=== Material provided ===
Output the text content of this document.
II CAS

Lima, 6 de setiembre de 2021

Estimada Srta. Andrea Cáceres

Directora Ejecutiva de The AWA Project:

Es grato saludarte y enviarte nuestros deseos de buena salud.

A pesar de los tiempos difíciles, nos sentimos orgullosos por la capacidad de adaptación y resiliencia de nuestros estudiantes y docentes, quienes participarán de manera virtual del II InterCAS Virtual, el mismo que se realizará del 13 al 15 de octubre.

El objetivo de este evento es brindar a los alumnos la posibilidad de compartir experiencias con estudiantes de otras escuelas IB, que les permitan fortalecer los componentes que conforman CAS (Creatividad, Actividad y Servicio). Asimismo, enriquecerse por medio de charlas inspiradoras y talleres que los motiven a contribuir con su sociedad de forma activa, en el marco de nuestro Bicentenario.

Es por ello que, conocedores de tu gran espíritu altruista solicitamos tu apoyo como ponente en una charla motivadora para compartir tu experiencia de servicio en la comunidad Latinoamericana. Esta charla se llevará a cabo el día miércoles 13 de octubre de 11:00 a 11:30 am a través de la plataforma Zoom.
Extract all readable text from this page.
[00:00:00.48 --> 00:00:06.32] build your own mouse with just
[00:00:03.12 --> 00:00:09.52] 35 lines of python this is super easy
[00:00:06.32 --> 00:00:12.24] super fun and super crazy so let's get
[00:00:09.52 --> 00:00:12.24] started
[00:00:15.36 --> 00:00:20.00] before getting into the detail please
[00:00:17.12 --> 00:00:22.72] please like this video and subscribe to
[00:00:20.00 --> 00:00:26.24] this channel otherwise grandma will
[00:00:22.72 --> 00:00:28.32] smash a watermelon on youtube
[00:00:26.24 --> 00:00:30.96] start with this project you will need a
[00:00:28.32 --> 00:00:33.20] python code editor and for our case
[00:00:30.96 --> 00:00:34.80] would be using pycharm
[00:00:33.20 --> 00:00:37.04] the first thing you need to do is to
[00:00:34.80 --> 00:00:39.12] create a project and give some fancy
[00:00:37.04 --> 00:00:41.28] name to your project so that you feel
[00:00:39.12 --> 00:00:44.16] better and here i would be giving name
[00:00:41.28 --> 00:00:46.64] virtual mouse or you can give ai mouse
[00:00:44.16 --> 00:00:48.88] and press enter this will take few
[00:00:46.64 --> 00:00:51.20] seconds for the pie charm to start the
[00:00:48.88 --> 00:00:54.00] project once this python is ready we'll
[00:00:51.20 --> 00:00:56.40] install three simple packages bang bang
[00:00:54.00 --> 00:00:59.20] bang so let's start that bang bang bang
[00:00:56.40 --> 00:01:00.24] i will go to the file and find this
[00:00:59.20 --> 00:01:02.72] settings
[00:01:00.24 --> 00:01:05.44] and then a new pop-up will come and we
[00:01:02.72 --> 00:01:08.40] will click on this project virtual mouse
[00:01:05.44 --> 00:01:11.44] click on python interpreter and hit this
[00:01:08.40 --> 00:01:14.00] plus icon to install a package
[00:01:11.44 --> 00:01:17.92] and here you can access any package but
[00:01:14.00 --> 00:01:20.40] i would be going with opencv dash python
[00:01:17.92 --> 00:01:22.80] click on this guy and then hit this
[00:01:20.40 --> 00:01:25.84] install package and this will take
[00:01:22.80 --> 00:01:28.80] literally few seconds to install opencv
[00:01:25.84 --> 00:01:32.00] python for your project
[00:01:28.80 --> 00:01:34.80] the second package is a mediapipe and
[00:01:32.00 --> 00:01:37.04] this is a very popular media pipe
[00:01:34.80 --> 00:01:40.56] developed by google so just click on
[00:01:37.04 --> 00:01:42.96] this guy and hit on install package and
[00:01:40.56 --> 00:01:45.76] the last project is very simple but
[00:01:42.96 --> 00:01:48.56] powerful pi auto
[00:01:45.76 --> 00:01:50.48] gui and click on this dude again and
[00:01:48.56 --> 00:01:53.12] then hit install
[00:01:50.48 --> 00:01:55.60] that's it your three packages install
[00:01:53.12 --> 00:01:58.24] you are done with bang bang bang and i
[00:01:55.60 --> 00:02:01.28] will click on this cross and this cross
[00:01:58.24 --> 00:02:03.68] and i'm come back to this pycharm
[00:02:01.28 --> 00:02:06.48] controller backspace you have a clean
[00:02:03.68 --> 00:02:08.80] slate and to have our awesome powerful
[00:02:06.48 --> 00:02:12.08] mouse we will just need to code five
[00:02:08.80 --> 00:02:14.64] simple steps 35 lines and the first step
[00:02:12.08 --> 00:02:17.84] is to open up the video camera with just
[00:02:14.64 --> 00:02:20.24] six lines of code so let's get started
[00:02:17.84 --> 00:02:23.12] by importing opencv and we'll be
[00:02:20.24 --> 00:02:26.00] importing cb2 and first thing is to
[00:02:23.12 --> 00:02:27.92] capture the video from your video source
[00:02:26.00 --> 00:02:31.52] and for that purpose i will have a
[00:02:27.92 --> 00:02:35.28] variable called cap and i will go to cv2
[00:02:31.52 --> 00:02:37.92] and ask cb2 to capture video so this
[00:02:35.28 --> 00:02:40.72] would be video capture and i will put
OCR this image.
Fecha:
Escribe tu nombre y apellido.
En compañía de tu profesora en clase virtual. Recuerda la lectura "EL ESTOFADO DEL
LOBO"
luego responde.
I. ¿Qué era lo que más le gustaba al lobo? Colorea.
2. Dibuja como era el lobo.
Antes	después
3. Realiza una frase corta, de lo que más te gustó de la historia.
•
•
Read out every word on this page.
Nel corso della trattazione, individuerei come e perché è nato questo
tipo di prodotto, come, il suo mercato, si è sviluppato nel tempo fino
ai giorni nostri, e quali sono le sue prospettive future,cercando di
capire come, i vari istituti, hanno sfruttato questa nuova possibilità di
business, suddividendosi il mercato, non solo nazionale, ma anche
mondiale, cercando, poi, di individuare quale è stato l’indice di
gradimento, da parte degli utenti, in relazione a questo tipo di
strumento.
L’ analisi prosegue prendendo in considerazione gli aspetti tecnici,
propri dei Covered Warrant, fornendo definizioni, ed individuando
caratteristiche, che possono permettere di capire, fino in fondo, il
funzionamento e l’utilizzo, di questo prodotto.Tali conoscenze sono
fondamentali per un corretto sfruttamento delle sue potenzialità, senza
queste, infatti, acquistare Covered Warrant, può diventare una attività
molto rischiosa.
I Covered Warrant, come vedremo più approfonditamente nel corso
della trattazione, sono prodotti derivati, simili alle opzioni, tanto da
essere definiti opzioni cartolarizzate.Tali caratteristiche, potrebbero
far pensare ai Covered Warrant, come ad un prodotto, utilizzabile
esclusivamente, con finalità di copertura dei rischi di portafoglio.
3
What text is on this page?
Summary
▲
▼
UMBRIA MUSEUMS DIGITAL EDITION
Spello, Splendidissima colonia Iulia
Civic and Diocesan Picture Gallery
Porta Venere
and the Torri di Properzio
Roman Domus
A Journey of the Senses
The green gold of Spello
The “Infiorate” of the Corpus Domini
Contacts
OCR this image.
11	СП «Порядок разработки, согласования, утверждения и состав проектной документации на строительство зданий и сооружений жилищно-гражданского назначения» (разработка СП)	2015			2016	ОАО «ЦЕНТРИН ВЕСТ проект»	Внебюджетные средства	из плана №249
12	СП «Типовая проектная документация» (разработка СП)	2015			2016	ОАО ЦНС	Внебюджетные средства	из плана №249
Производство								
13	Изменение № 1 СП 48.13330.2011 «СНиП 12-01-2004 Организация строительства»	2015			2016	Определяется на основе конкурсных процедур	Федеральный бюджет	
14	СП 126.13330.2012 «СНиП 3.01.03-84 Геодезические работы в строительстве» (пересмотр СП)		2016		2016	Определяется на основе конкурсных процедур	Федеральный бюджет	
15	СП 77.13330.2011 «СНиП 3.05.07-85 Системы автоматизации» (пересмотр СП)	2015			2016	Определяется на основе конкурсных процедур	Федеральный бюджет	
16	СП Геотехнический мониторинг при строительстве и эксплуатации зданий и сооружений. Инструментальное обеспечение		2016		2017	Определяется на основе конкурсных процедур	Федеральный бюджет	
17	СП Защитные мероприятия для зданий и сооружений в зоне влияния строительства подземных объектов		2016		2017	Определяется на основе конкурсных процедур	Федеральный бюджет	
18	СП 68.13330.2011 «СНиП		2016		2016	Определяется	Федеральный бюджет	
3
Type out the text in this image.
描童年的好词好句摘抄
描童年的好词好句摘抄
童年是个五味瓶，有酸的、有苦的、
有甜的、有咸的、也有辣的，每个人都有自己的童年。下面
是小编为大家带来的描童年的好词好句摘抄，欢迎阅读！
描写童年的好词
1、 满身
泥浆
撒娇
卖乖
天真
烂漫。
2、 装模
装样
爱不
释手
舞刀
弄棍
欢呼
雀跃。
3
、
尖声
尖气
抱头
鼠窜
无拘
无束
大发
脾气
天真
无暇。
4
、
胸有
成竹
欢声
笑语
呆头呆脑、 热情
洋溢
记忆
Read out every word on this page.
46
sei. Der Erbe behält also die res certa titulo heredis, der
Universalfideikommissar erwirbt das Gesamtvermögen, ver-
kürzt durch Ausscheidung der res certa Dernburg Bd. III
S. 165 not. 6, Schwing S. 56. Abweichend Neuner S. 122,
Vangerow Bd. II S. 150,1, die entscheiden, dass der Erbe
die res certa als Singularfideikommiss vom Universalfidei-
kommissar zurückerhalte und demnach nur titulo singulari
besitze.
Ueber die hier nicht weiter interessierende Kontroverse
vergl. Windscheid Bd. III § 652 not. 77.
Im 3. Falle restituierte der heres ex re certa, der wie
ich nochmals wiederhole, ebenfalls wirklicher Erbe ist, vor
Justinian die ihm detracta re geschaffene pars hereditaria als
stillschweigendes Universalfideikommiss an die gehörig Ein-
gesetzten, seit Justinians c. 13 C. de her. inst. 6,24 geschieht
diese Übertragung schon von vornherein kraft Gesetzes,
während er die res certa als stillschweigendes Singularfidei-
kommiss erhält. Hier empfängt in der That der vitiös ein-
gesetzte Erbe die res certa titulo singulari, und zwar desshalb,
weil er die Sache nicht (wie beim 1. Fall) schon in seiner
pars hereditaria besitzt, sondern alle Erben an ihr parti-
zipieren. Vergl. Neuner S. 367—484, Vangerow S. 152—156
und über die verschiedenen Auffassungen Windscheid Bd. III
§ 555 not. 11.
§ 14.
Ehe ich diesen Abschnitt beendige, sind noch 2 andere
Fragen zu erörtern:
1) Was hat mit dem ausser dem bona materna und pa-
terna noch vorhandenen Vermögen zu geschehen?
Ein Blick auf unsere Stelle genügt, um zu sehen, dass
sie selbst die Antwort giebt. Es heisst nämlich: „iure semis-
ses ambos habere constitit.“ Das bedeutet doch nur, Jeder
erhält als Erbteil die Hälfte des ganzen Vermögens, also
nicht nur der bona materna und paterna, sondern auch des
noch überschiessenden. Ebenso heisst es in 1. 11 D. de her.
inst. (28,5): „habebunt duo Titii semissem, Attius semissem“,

=== The task ===
From the data, pick out every line that includes "строительстве".

=== Exercise output ===
14	СП 126.13330.2012 «СНиП 3.01.03-84 Геодезические работы в строительстве» (пересмотр СП)		2016		2016	Определяется на основе конкурсных процедур	Федеральный бюджет	
16	СП Геотехнический мониторинг при строительстве и эксплуатации зданий и сооружений. Инструментальное обеспечение		2016		2017	Определяется на основе конкурсных процедур	Федеральный бюджет	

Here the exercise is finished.